**EXERCISE OBJECTIVE:**
Without the pictures, write out all the lines below exactly as they appear.

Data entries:
┏━━
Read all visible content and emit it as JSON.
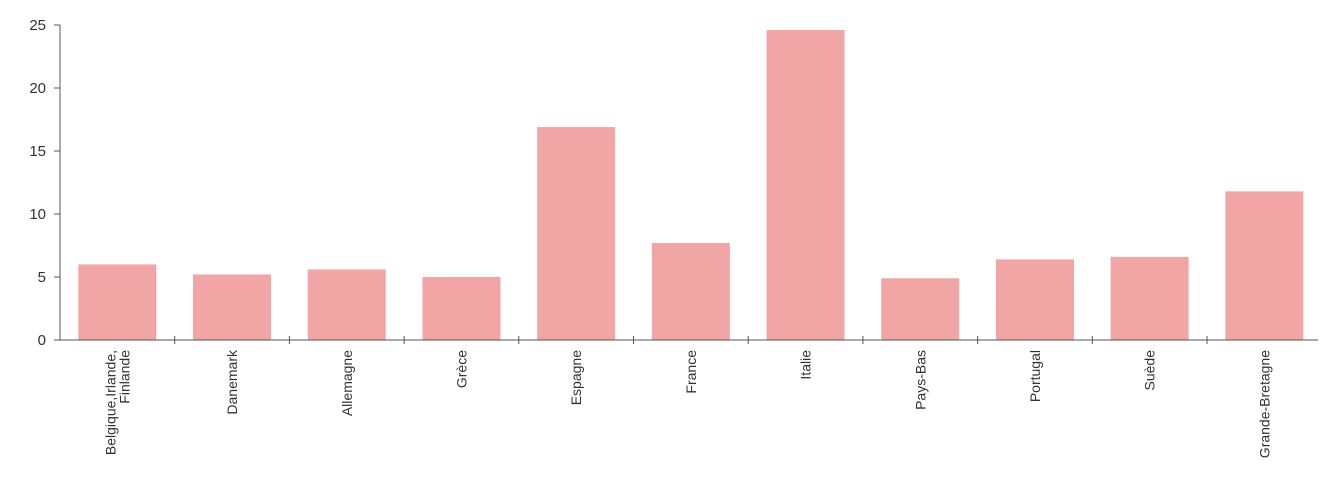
{
  "chart_data": {
    "type": "bar",
    "categories": [
      [
        "Belgique,Irlande,",
        "Finlande"
      ],
      [
        "Danemark"
      ],
      [
        "Allemagne"
      ],
      [
        "Grèce"
      ],
      [
        "Espagne"
      ],
      [
        "France"
      ],
      [
        "Italie"
      ],
      [
        "Pays-Bas"
      ],
      [
        "Portugal"
      ],
      [
        "Suède"
      ],
      [
        "Grande-Bretagne"
      ]
    ],
    "values": [
      6.0,
      5.2,
      5.6,
      5.0,
      16.9,
      7.7,
      24.6,
      4.9,
      6.4,
      6.6,
      11.8
    ],
    "ylim": [
      0,
      25
    ],
    "yticks": [
      "0",
      "5",
      "10",
      "15",
      "20",
      "25"
    ],
    "title": "",
    "xlabel": "",
    "ylabel": "",
    "bar_color": "#f2a5a5",
    "axis_color": "#555555",
    "grid": false
  }
}
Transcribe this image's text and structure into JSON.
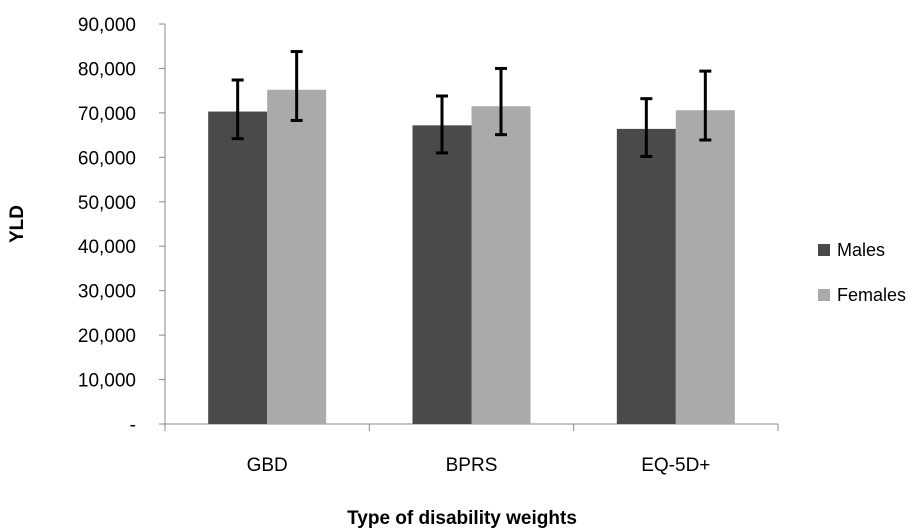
┗━━
**FULL OUTPUT:**
Read all visible content and emit it as JSON.
{
  "chart_data": {
    "type": "bar",
    "categories": [
      [
        "Belgique,Irlande,",
        "Finlande"
      ],
      [
        "Danemark"
      ],
      [
        "Allemagne"
      ],
      [
        "Grèce"
      ],
      [
        "Espagne"
      ],
      [
        "France"
      ],
      [
        "Italie"
      ],
      [
        "Pays-Bas"
      ],
      [
        "Portugal"
      ],
      [
        "Suède"
      ],
      [
        "Grande-Bretagne"
      ]
    ],
    "values": [
      6.0,
      5.2,
      5.6,
      5.0,
      16.9,
      7.7,
      24.6,
      4.9,
      6.4,
      6.6,
      11.8
    ],
    "ylim": [
      0,
      25
    ],
    "yticks": [
      "0",
      "5",
      "10",
      "15",
      "20",
      "25"
    ],
    "title": "",
    "xlabel": "",
    "ylabel": "",
    "bar_color": "#f2a5a5",
    "axis_color": "#555555",
    "grid": false
  }
}
Transcribe this image's text and structure into JSON.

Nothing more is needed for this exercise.